§ Do this
Among the entries that follow, tally the lines with the string "values". Give no more than the number.

[Begin Extracted information]

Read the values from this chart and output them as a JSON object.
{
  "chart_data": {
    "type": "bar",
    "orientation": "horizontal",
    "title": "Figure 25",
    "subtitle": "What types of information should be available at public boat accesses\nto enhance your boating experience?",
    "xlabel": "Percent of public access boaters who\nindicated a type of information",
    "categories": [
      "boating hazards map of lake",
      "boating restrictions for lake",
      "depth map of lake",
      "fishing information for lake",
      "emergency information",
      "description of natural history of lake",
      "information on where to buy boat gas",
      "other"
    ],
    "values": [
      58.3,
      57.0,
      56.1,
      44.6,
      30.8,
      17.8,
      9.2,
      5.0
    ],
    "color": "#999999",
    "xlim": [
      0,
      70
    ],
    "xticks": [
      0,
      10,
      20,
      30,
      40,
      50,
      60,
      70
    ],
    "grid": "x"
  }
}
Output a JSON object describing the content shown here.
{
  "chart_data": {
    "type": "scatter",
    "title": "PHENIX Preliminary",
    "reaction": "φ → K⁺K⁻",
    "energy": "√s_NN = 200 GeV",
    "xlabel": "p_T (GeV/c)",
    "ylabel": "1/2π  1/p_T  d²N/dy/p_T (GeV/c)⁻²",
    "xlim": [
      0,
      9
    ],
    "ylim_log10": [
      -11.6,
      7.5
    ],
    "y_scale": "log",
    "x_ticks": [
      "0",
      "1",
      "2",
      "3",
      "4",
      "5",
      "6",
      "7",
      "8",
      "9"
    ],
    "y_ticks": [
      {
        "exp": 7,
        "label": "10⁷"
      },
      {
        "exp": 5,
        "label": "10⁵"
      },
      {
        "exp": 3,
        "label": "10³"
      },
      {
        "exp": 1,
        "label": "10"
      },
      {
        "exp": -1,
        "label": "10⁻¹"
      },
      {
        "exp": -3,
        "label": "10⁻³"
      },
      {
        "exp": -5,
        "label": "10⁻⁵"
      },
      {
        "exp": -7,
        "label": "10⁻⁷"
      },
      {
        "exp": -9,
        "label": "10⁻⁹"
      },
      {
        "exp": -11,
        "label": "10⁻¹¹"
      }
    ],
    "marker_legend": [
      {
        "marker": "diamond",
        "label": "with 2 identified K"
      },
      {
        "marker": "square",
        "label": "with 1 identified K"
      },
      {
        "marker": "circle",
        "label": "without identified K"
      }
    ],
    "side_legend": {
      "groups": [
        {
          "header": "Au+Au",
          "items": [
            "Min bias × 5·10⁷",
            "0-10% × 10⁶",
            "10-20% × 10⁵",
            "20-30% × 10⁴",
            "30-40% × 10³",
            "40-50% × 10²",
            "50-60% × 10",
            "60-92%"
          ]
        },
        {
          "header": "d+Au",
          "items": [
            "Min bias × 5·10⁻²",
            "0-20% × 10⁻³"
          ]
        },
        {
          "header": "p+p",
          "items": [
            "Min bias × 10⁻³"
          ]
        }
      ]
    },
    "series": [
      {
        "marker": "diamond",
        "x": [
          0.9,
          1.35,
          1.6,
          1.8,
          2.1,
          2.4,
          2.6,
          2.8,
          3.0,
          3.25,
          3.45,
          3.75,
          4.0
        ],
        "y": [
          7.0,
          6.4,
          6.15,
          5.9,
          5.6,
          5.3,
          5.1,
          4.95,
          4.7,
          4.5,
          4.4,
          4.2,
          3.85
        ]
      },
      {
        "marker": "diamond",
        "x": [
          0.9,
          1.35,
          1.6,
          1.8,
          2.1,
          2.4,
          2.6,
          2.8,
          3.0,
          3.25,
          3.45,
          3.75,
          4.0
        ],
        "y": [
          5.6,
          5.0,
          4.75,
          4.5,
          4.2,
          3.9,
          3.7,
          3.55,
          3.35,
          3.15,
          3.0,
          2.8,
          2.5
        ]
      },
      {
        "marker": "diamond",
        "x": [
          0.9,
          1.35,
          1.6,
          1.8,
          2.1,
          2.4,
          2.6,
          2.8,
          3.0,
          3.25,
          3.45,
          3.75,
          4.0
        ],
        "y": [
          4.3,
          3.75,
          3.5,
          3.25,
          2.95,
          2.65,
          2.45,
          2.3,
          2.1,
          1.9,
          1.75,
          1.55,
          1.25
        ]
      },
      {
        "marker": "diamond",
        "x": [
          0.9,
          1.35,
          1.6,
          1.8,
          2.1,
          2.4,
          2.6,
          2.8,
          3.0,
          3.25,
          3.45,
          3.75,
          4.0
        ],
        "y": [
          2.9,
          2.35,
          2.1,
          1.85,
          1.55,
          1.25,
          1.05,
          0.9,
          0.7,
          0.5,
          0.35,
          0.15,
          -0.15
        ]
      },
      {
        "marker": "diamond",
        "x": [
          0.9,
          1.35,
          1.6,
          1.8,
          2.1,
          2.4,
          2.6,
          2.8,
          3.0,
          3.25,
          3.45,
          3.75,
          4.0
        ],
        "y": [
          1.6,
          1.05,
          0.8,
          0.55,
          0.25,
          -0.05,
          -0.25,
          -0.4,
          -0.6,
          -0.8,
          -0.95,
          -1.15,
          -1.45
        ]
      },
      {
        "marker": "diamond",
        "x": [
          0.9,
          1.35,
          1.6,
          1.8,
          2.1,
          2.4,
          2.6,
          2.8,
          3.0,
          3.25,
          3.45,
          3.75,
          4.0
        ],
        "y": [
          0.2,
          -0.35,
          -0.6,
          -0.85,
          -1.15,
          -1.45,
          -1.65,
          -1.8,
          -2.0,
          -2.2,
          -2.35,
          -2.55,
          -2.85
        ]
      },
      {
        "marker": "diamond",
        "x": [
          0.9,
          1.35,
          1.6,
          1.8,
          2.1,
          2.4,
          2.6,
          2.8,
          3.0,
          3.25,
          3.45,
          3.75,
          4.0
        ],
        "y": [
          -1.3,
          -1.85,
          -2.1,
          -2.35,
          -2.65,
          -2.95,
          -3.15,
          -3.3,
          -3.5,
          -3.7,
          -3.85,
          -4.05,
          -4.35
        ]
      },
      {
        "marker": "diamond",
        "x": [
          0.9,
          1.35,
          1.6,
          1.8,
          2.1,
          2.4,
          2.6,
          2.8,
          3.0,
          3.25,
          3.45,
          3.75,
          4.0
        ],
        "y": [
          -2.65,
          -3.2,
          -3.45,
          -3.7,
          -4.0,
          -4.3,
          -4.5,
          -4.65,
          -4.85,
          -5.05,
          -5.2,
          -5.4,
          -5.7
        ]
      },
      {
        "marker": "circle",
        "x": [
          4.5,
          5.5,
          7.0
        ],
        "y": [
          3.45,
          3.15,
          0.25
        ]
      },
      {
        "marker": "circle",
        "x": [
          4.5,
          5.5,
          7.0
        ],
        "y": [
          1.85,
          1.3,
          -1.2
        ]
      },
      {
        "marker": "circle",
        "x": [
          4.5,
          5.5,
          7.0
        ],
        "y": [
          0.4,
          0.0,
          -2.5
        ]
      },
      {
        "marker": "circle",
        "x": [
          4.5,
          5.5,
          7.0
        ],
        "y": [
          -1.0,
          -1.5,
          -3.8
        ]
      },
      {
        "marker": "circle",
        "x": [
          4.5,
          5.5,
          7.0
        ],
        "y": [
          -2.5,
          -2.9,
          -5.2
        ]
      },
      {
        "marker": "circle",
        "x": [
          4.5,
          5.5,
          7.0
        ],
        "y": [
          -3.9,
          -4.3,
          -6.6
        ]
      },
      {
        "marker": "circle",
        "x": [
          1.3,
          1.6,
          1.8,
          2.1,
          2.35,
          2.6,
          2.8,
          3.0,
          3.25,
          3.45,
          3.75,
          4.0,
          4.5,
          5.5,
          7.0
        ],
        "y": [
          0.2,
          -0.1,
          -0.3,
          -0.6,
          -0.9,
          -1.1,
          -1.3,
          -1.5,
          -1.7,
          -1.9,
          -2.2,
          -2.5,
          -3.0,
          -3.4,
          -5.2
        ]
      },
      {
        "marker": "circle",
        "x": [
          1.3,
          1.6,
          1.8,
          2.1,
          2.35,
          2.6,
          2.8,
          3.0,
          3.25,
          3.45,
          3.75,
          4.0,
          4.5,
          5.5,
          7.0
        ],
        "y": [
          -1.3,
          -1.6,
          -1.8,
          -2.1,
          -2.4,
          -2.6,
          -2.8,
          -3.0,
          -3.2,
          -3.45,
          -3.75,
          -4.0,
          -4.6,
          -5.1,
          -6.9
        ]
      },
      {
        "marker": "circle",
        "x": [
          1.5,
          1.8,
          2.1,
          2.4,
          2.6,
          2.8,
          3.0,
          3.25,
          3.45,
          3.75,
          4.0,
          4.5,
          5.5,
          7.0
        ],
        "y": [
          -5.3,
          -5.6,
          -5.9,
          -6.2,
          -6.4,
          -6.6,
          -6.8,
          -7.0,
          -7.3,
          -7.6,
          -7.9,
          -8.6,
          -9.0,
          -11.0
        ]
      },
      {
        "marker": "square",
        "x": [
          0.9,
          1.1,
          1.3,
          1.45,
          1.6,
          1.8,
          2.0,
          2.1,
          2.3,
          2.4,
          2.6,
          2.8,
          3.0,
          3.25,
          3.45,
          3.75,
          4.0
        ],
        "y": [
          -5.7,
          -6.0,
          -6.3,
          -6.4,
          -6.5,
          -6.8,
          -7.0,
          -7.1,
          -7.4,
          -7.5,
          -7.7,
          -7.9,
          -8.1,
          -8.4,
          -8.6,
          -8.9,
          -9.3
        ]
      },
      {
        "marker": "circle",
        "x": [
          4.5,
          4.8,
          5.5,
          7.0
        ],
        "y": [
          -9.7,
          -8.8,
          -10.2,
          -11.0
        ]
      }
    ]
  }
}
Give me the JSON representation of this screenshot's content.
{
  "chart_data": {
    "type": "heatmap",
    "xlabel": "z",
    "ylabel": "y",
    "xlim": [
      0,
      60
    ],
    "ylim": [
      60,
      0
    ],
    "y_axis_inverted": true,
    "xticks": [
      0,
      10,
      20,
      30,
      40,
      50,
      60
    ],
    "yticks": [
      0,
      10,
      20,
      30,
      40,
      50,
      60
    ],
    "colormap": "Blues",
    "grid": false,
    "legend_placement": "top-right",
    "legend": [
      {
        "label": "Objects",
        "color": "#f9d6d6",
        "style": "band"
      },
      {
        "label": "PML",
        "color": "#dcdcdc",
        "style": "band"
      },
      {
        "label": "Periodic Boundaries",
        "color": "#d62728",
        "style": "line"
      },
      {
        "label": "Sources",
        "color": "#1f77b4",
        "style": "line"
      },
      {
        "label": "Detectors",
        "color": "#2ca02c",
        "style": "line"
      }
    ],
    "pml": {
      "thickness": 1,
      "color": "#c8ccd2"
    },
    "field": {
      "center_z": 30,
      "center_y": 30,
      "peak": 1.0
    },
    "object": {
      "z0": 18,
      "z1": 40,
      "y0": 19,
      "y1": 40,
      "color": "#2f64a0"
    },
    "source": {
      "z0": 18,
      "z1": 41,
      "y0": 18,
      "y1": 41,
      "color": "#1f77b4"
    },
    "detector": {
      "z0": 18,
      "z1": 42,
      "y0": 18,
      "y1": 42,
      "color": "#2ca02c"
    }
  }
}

[End Extracted information]

§ Expected answer
2